• [YOUR GOAL]: Return each line holding the string "content".

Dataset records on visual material
---*---
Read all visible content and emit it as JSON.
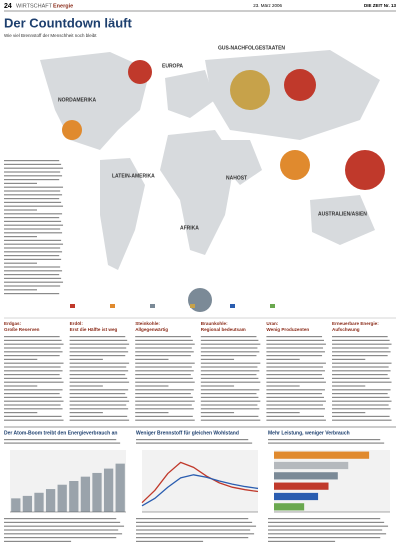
{
  "header": {
    "page": "24",
    "section": "WIRTSCHAFT",
    "topic": "Energie",
    "date": "23. März 2006",
    "paper": "DIE ZEIT Nr. 13"
  },
  "title": "Der Countdown läuft",
  "subtitle": "Wie viel Brennstoff der Menschheit noch bleibt",
  "regions": [
    "EUROPA",
    "GUS-NACHFOLGESTAATEN",
    "NORDAMERIKA",
    "LATEIN-AMERIKA",
    "NAHOST",
    "AFRIKA",
    "AUSTRALIEN/ASIEN"
  ],
  "columns": [
    {
      "kicker": "Erdgas:",
      "heading": "Große Reserven"
    },
    {
      "kicker": "Erdöl:",
      "heading": "Erst die Hälfte ist weg"
    },
    {
      "kicker": "Steinkohle:",
      "heading": "Allgegenwärtig"
    },
    {
      "kicker": "Braunkohle:",
      "heading": "Regional bedeutsam"
    },
    {
      "kicker": "Uran:",
      "heading": "Wenig Produzenten"
    },
    {
      "kicker": "Erneuerbare Energie:",
      "heading": "Aufschwung"
    }
  ],
  "charts": [
    {
      "type": "area",
      "title": "Der Atom-Boom treibt den Energieverbrauch an",
      "color": "#9aa3ab",
      "values": [
        22,
        26,
        31,
        37,
        44,
        50,
        57,
        63,
        70,
        78
      ],
      "ylim": [
        0,
        100
      ]
    },
    {
      "type": "line",
      "title": "Weniger Brennstoff für gleichen Wohlstand",
      "ylim": [
        0,
        100
      ],
      "series": [
        {
          "color": "#c0392b",
          "values": [
            15,
            35,
            62,
            80,
            72,
            58,
            47,
            40,
            36,
            33
          ]
        },
        {
          "color": "#2a5db0",
          "values": [
            10,
            22,
            40,
            55,
            60,
            56,
            50,
            45,
            41,
            38
          ]
        }
      ]
    },
    {
      "type": "hbar",
      "title": "Mehr Leistung, weniger Verbrauch",
      "xlim": [
        0,
        100
      ],
      "colors": [
        "#e08a2e",
        "#b5b9bd",
        "#7b8a97",
        "#c0392b",
        "#2a5db0",
        "#6aa84f"
      ],
      "values": [
        82,
        64,
        55,
        47,
        38,
        26
      ]
    }
  ]
}
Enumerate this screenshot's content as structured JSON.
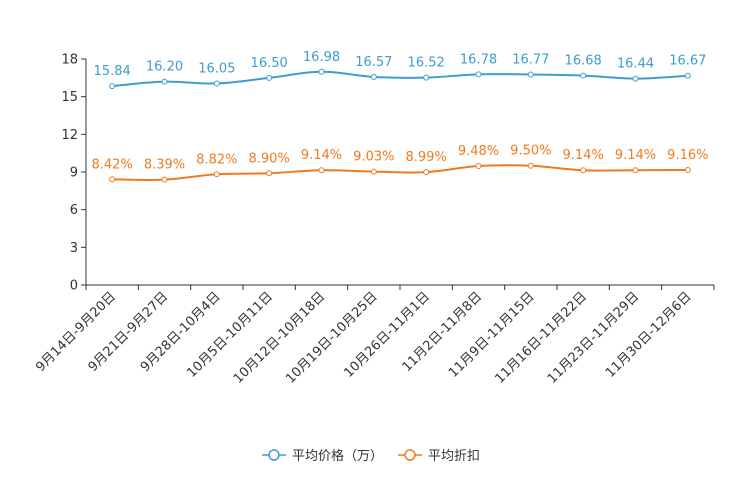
---*---
• [SOLUTION]:
Read all visible content and emit it as JSON.
Enumerate this screenshot's content as structured JSON.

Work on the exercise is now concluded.